**Quoted text:**
================================

The problem here is not about argument; it is about why we argue, and what we are bringing to the table when we do it. If we argue with one another for power, no matter how prettily we dress it up, the Torah teaches us that it will end in destruction. But if our disagreements come from a place of truth-seeking (like Hillel and Shammai) or justice-seeking (like the daughters of Tzelafḥad), then we have the opportunity to build together instead of tearing one another, and ourselves, down.
24/25 June: Shelach Lecha : Shabbat comes in 9:08 pm, ends 10:28 pm
Parashat Shelach-Lecha- Giants and Grasshoppers
In this week’s Torah portion, Parashat Shelach-Lecha, we read about ten people experiencing dissonance of self-image and outside view. Ten of the twelve spies who are sent to scout out the Promised Land come back to report on a rather dire situation.
The people in the land are giants, they say – and furthermore (Numbers 13:33): ‘We were in
our own eyes like grasshoppers, and thus we were in their eyes.’ The ten spies were certain that they looked like grasshoppers to the inhabitants of the Land – but they were actually wrong. When we enter the Promised Land in the Book of Joshua, as our Haftarah this week is selected from, we’ll learn that the inhabitants of the land were afraid of us. So much for giants versus grasshoppers.

================================

**Data extract:**
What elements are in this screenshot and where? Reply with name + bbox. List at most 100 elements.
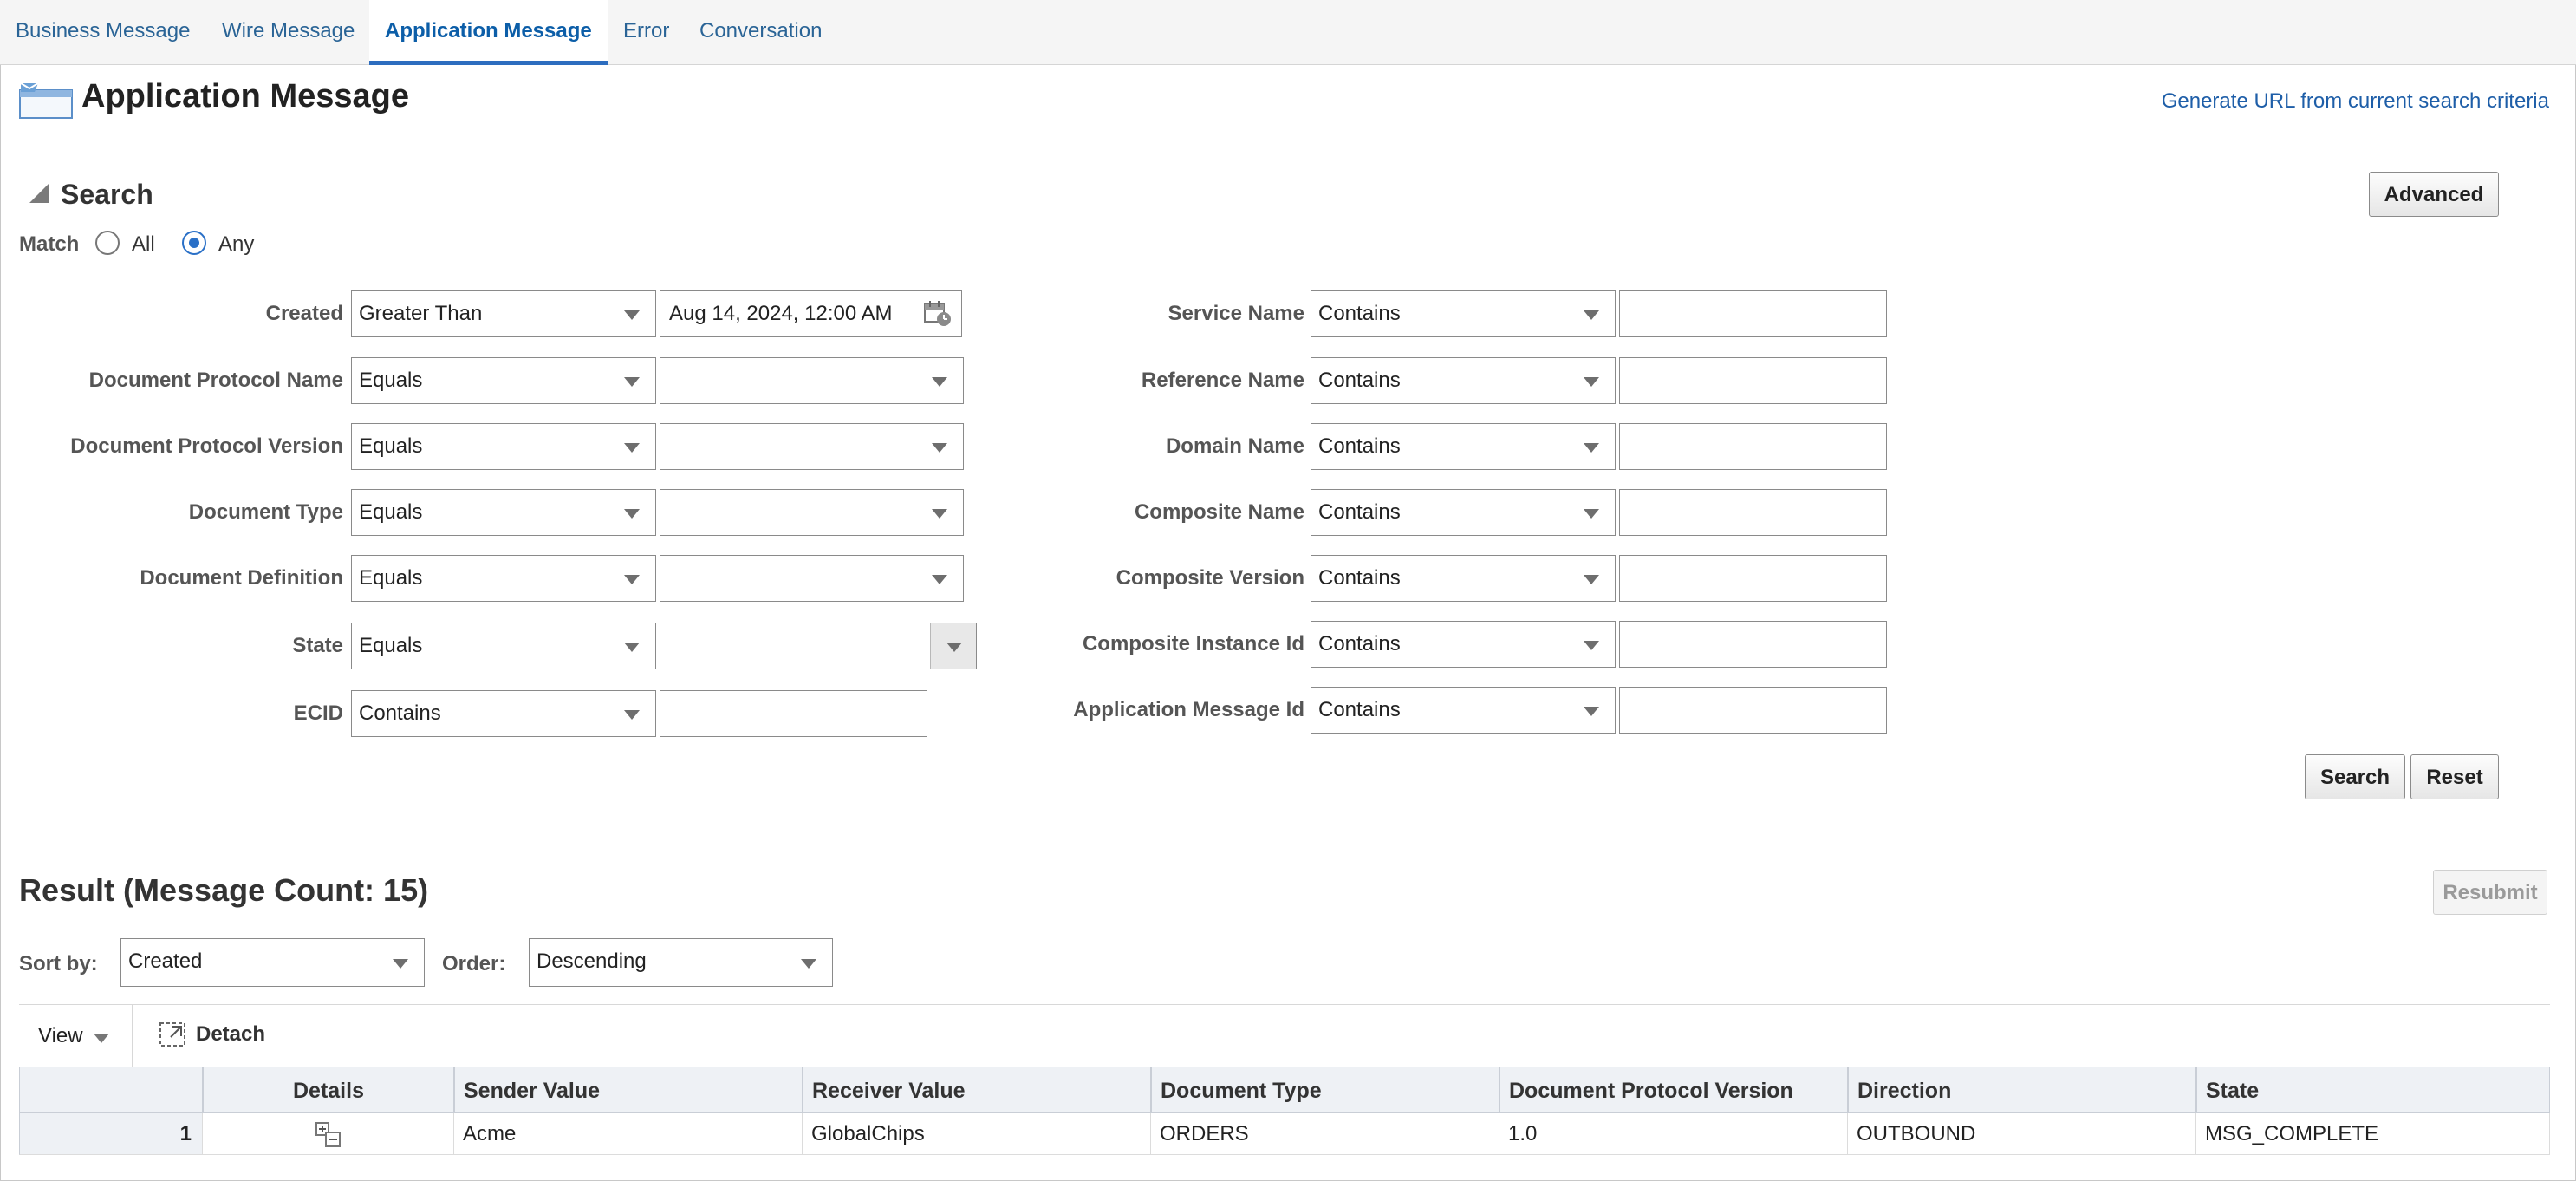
application-message-id-operator-select[interactable]: Contains bbox=[1311, 687, 1616, 734]
collapse-triangle-icon[interactable] bbox=[29, 184, 49, 203]
resubmit-button[interactable]: Resubmit bbox=[2433, 870, 2547, 915]
composite-version-input[interactable] bbox=[1619, 555, 1887, 602]
column-header-row-number bbox=[19, 1067, 203, 1113]
document-protocol-version-value-select[interactable] bbox=[660, 423, 964, 470]
tab-bar: Business Message Wire Message Applicatio… bbox=[0, 0, 2576, 65]
cell-text: Acme bbox=[463, 1122, 517, 1145]
calendar-icon[interactable] bbox=[923, 300, 953, 332]
document-definition-label: Document Definition bbox=[140, 566, 343, 590]
created-label: Created bbox=[265, 302, 343, 325]
reference-name-operator-select[interactable]: Contains bbox=[1311, 357, 1616, 404]
sort-by-value: Created bbox=[128, 949, 203, 973]
document-protocol-version-operator-select[interactable]: Equals bbox=[351, 423, 656, 470]
match-all-label: All bbox=[132, 232, 155, 256]
match-all-radio[interactable] bbox=[95, 231, 120, 255]
search-button[interactable]: Search bbox=[2305, 754, 2405, 799]
column-header-receiver-value[interactable]: Receiver Value bbox=[803, 1067, 1151, 1113]
domain-name-input[interactable] bbox=[1619, 423, 1887, 470]
composite-name-operator-select[interactable]: Contains bbox=[1311, 489, 1616, 536]
advanced-button[interactable]: Advanced bbox=[2369, 172, 2499, 217]
chevron-down-icon bbox=[624, 377, 640, 387]
document-protocol-name-operator-select[interactable]: Equals bbox=[351, 357, 656, 404]
details-icon[interactable] bbox=[315, 1122, 342, 1154]
search-button-label: Search bbox=[2319, 766, 2391, 789]
column-header-document-protocol-version[interactable]: Document Protocol Version bbox=[1499, 1067, 1848, 1113]
column-header-direction[interactable]: Direction bbox=[1848, 1067, 2196, 1113]
document-definition-value-select[interactable] bbox=[660, 555, 964, 602]
message-window-icon bbox=[19, 80, 75, 124]
document-protocol-version-cell: 1.0 bbox=[1499, 1113, 1848, 1155]
chevron-down-icon bbox=[1584, 707, 1599, 716]
composite-instance-id-label: Composite Instance Id bbox=[1082, 632, 1304, 656]
ecid-input[interactable] bbox=[660, 690, 927, 737]
column-header-state[interactable]: State bbox=[2196, 1067, 2550, 1113]
header-text: Direction bbox=[1857, 1079, 1952, 1103]
chevron-down-icon[interactable] bbox=[94, 1034, 109, 1043]
sort-by-label: Sort by: bbox=[19, 952, 98, 975]
document-protocol-name-value-select[interactable] bbox=[660, 357, 964, 404]
detach-icon[interactable] bbox=[159, 1022, 187, 1053]
composite-instance-id-operator-select[interactable]: Contains bbox=[1311, 621, 1616, 668]
state-cell: MSG_COMPLETE bbox=[2196, 1113, 2550, 1155]
chevron-down-icon bbox=[801, 959, 816, 969]
header-text: Details bbox=[293, 1079, 364, 1103]
operator-value: Equals bbox=[359, 434, 423, 458]
result-title: Result (Message Count: 15) bbox=[19, 872, 429, 908]
reference-name-input[interactable] bbox=[1619, 357, 1887, 404]
advanced-button-label: Advanced bbox=[2384, 183, 2484, 206]
tab-error[interactable]: Error bbox=[608, 0, 685, 61]
composite-name-label: Composite Name bbox=[1134, 500, 1304, 524]
document-type-value-select[interactable] bbox=[660, 489, 964, 536]
document-type-operator-select[interactable]: Equals bbox=[351, 489, 656, 536]
page-title: Application Message bbox=[81, 78, 409, 114]
operator-value: Contains bbox=[1318, 500, 1401, 524]
detach-label[interactable]: Detach bbox=[196, 1022, 265, 1047]
column-header-details[interactable]: Details bbox=[203, 1067, 454, 1113]
tab-application-message[interactable]: Application Message bbox=[369, 0, 608, 65]
document-definition-operator-select[interactable]: Equals bbox=[351, 555, 656, 602]
tab-conversation[interactable]: Conversation bbox=[684, 0, 837, 61]
cell-text: ORDERS bbox=[1160, 1122, 1249, 1145]
dropdown-button[interactable] bbox=[930, 623, 976, 669]
state-operator-select[interactable]: Equals bbox=[351, 623, 656, 669]
service-name-operator-select[interactable]: Contains bbox=[1311, 290, 1616, 337]
operator-value: Contains bbox=[1318, 698, 1401, 721]
created-operator-select[interactable]: Greater Than bbox=[351, 290, 656, 337]
receiver-value-cell: GlobalChips bbox=[803, 1113, 1151, 1155]
resubmit-button-label: Resubmit bbox=[2443, 881, 2538, 904]
order-select[interactable]: Descending bbox=[529, 938, 833, 987]
generate-url-link[interactable]: Generate URL from current search criteri… bbox=[2162, 89, 2549, 114]
operator-value: Contains bbox=[1318, 632, 1401, 656]
tab-business-message[interactable]: Business Message bbox=[0, 0, 205, 61]
domain-name-operator-select[interactable]: Contains bbox=[1311, 423, 1616, 470]
header-text: Sender Value bbox=[464, 1079, 601, 1103]
operator-value: Contains bbox=[1318, 566, 1401, 590]
chevron-down-icon bbox=[1584, 310, 1599, 320]
created-date-input[interactable]: Aug 14, 2024, 12:00 AM bbox=[660, 290, 962, 337]
table-toolbar: View Detach bbox=[19, 1004, 2550, 1069]
column-header-document-type[interactable]: Document Type bbox=[1151, 1067, 1499, 1113]
view-menu[interactable]: View bbox=[38, 1024, 83, 1048]
ecid-operator-select[interactable]: Contains bbox=[351, 690, 656, 737]
reference-name-label: Reference Name bbox=[1141, 369, 1304, 392]
chevron-down-icon bbox=[393, 959, 408, 969]
application-message-id-input[interactable] bbox=[1619, 687, 1887, 734]
match-any-radio[interactable] bbox=[182, 231, 206, 255]
sort-by-select[interactable]: Created bbox=[120, 938, 425, 987]
column-header-sender-value[interactable]: Sender Value bbox=[454, 1067, 803, 1113]
chevron-down-icon bbox=[1584, 443, 1599, 453]
composite-instance-id-input[interactable] bbox=[1619, 621, 1887, 668]
chevron-down-icon bbox=[932, 509, 947, 519]
composite-version-operator-select[interactable]: Contains bbox=[1311, 555, 1616, 602]
application-message-id-label: Application Message Id bbox=[1073, 698, 1304, 721]
state-value-select[interactable] bbox=[660, 623, 977, 669]
document-type-label: Document Type bbox=[188, 500, 343, 524]
ecid-label: ECID bbox=[293, 701, 343, 725]
tab-wire-message[interactable]: Wire Message bbox=[206, 0, 370, 61]
order-value: Descending bbox=[537, 949, 647, 973]
composite-name-input[interactable] bbox=[1619, 489, 1887, 536]
reset-button[interactable]: Reset bbox=[2410, 754, 2499, 799]
chevron-down-icon bbox=[1584, 509, 1599, 519]
sender-value-cell: Acme bbox=[454, 1113, 803, 1155]
service-name-input[interactable] bbox=[1619, 290, 1887, 337]
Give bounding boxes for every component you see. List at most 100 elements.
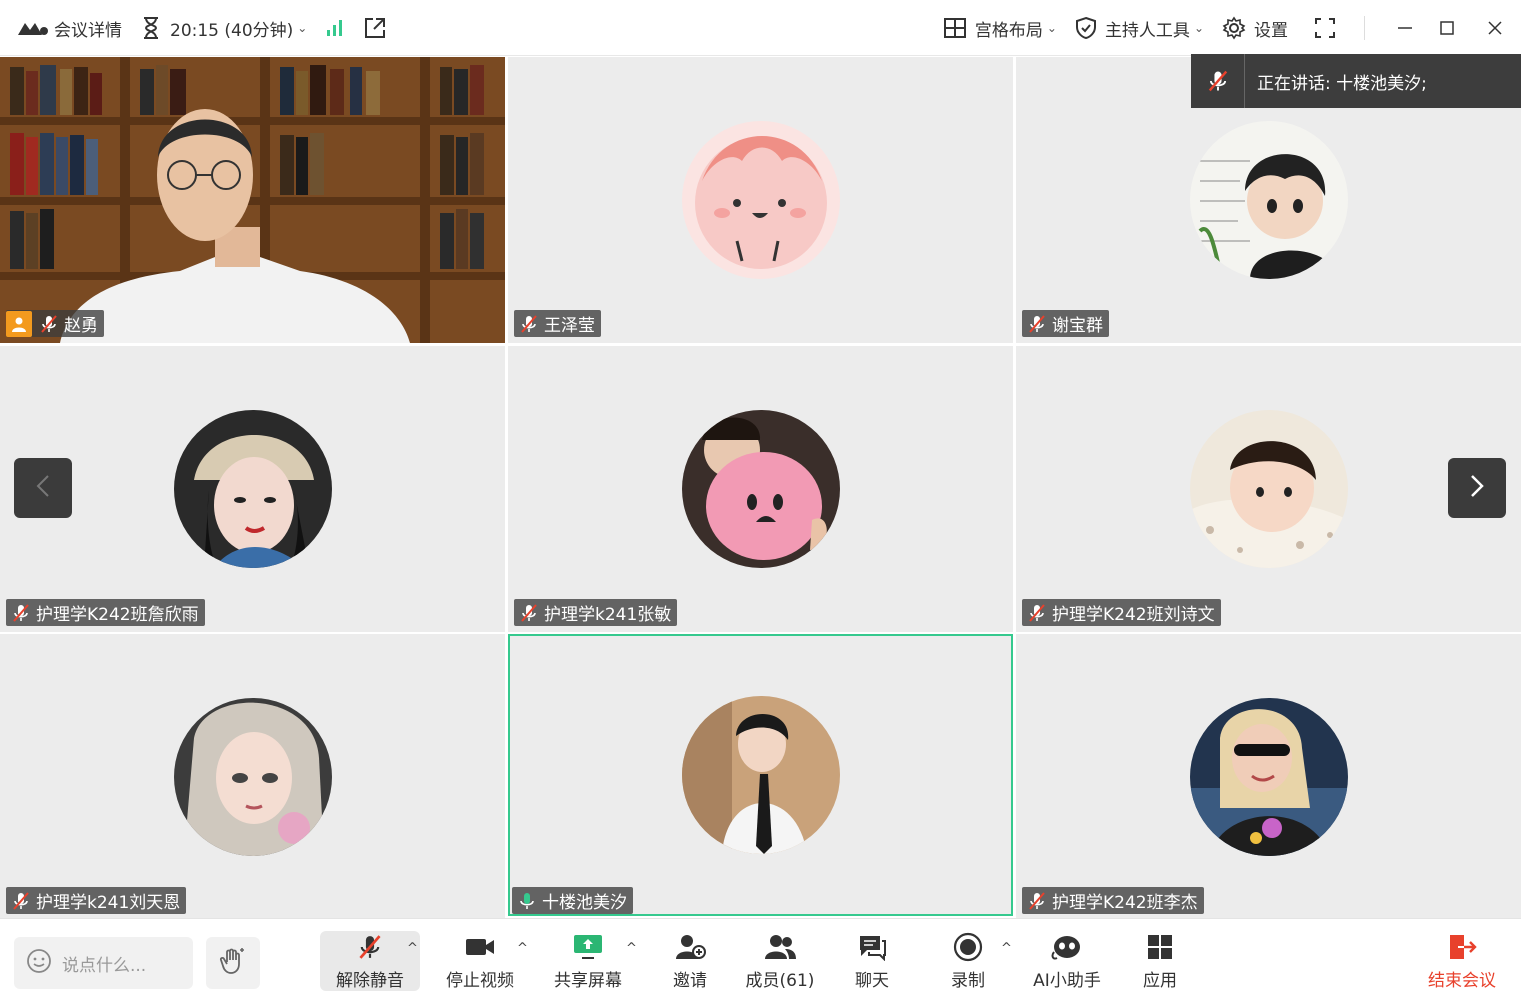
active-speaker-banner: 正在讲话: 十楼池美汐;	[1191, 54, 1521, 108]
mic-muted-icon	[1026, 313, 1048, 335]
chevron-up-icon[interactable]: ^	[517, 941, 528, 956]
emoji-icon	[26, 948, 52, 979]
camera-feed	[0, 57, 505, 343]
mic-active-icon	[516, 890, 538, 912]
popout-button[interactable]	[363, 0, 387, 56]
add-user-icon	[674, 931, 706, 962]
signal-bars-icon	[325, 18, 345, 38]
end-meeting-button[interactable]: 结束会议	[1412, 931, 1512, 991]
ai-assistant-label: AI小助手	[1033, 971, 1101, 991]
minimize-icon	[1397, 20, 1413, 36]
avatar	[1189, 698, 1348, 856]
ai-assistant-button[interactable]: AI小助手	[1017, 931, 1117, 991]
meeting-toolbar: 说点什么... 解除静音 ^ 停止视频 ^ 共享屏幕 ^ 邀请 成员(61) 聊…	[0, 918, 1521, 991]
video-tile[interactable]: 王泽莹	[508, 57, 1013, 343]
chevron-up-icon[interactable]: ^	[626, 941, 637, 956]
chevron-right-icon	[1469, 473, 1485, 503]
maximize-button[interactable]	[1425, 0, 1469, 56]
host-tools-button[interactable]: 主持人工具 ⌄	[1075, 0, 1204, 56]
mic-muted-icon	[1191, 54, 1245, 108]
unmute-label: 解除静音	[336, 971, 404, 991]
prev-page-button[interactable]	[14, 458, 72, 518]
avatar	[681, 121, 840, 279]
meeting-details-label: 会议详情	[54, 20, 122, 41]
mic-muted-icon	[10, 890, 32, 912]
network-signal[interactable]	[325, 0, 345, 56]
stop-video-label: 停止视频	[446, 971, 514, 991]
apps-label: 应用	[1143, 971, 1177, 991]
participant-name-tag: 护理学K242班詹欣雨	[6, 599, 205, 626]
raise-hand-button[interactable]	[206, 937, 260, 989]
chat-button[interactable]: 聊天	[822, 931, 922, 991]
avatar	[1189, 410, 1348, 568]
participant-name-tag: 护理学K242班刘诗文	[1022, 599, 1221, 626]
mic-muted-icon	[1026, 890, 1048, 912]
invite-label: 邀请	[673, 971, 707, 991]
participant-name-tag: 护理学K242班李杰	[1022, 887, 1204, 914]
avatar	[1189, 121, 1348, 279]
chat-placeholder: 说点什么...	[62, 955, 147, 976]
quick-chat-input[interactable]: 说点什么...	[14, 937, 193, 989]
tencent-meeting-logo-icon	[16, 19, 48, 37]
grid-layout-icon	[943, 17, 967, 39]
members-icon	[763, 931, 797, 962]
host-badge-icon	[6, 310, 32, 337]
meeting-timer[interactable]: 20:15 (40分钟) ⌄	[140, 0, 307, 56]
participant-name-tag: 王泽莹	[514, 310, 601, 337]
settings-button[interactable]: 设置	[1222, 0, 1288, 56]
video-tile[interactable]: 护理学k241刘天恩	[0, 634, 505, 920]
share-screen-icon	[572, 931, 604, 962]
mic-muted-icon	[355, 931, 385, 962]
minimize-button[interactable]	[1385, 0, 1425, 56]
share-screen-label: 共享屏幕	[554, 971, 622, 991]
divider	[1364, 16, 1365, 40]
fullscreen-icon	[1314, 17, 1336, 39]
grid-layout-button[interactable]: 宫格布局 ⌄	[943, 0, 1057, 56]
apps-grid-icon	[1146, 931, 1174, 962]
exit-icon	[1446, 931, 1478, 962]
top-bar: 会议详情 20:15 (40分钟) ⌄ 宫格布局 ⌄ 主持人工具 ⌄ 设置	[0, 0, 1521, 56]
meeting-details-button[interactable]: 会议详情	[16, 0, 122, 56]
participant-name-tag: 护理学k241张敏	[514, 599, 678, 626]
settings-label: 设置	[1254, 20, 1288, 41]
mic-muted-icon	[38, 313, 60, 335]
video-tile[interactable]: 护理学K242班刘诗文	[1016, 346, 1521, 632]
video-tile-host[interactable]: 赵勇	[0, 57, 505, 343]
gear-icon	[1222, 16, 1246, 40]
chevron-up-icon[interactable]: ^	[407, 941, 418, 956]
record-button[interactable]: 录制	[918, 931, 1018, 991]
grid-layout-label: 宫格布局	[974, 20, 1043, 41]
video-grid: 赵勇 王泽莹 谢宝群 正在讲话: 十楼池美汐; 护理学K242班詹欣雨 护理学k…	[0, 54, 1521, 920]
close-icon	[1487, 20, 1503, 36]
active-speaker-text: 正在讲话: 十楼池美汐;	[1257, 73, 1427, 94]
end-meeting-label: 结束会议	[1428, 971, 1496, 991]
raise-hand-icon	[219, 946, 247, 980]
video-tile[interactable]: 护理学K242班李杰	[1016, 634, 1521, 920]
avatar	[681, 410, 840, 568]
maximize-icon	[1439, 20, 1455, 36]
participant-name: 王泽莹	[544, 316, 595, 336]
record-icon	[953, 931, 983, 962]
next-page-button[interactable]	[1448, 458, 1506, 518]
close-button[interactable]	[1469, 0, 1521, 56]
video-tile[interactable]: 护理学K242班詹欣雨	[0, 346, 505, 632]
mic-muted-icon	[518, 313, 540, 335]
fullscreen-button[interactable]	[1314, 0, 1336, 56]
invite-button[interactable]: 邀请	[640, 931, 740, 991]
participant-name-tag: 谢宝群	[1022, 310, 1109, 337]
video-tile-active-speaker[interactable]: 十楼池美汐	[508, 634, 1013, 916]
mic-muted-icon	[1026, 602, 1048, 624]
participant-name: 护理学k241张敏	[544, 605, 672, 625]
members-button[interactable]: 成员(61)	[730, 931, 830, 991]
participant-name-tag: 十楼池美汐	[512, 887, 633, 914]
apps-button[interactable]: 应用	[1110, 931, 1210, 991]
chevron-down-icon: ⌄	[297, 21, 308, 35]
video-camera-icon	[464, 931, 496, 962]
participant-name: 护理学K242班李杰	[1052, 893, 1198, 913]
chevron-up-icon[interactable]: ^	[1001, 941, 1012, 956]
stop-video-button[interactable]: 停止视频	[430, 931, 530, 991]
video-tile[interactable]: 护理学k241张敏	[508, 346, 1013, 632]
host-tools-label: 主持人工具	[1104, 20, 1190, 41]
share-screen-button[interactable]: 共享屏幕	[538, 931, 638, 991]
unmute-button[interactable]: 解除静音	[320, 931, 420, 991]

================================

**Written task:**
Reproduce verbatim the part of the Shelach-Lecha commentary that opens with the words containing "The people in" and closes with "giants versus grasshoppers.". The data is separate material from the Shelach-Lecha commentary.

**Task response:**
The people in the land are giants, they say – and furthermore (Numbers 13:33): ‘We were in
our own eyes like grasshoppers, and thus we were in their eyes.’ The ten spies were certain that they looked like grasshoppers to the inhabitants of the Land – but they were actually wrong. When we enter the Promised Land in the Book of Joshua, as our Haftarah this week is selected from, we’ll learn that the inhabitants of the land were afraid of us. So much for giants versus grasshoppers.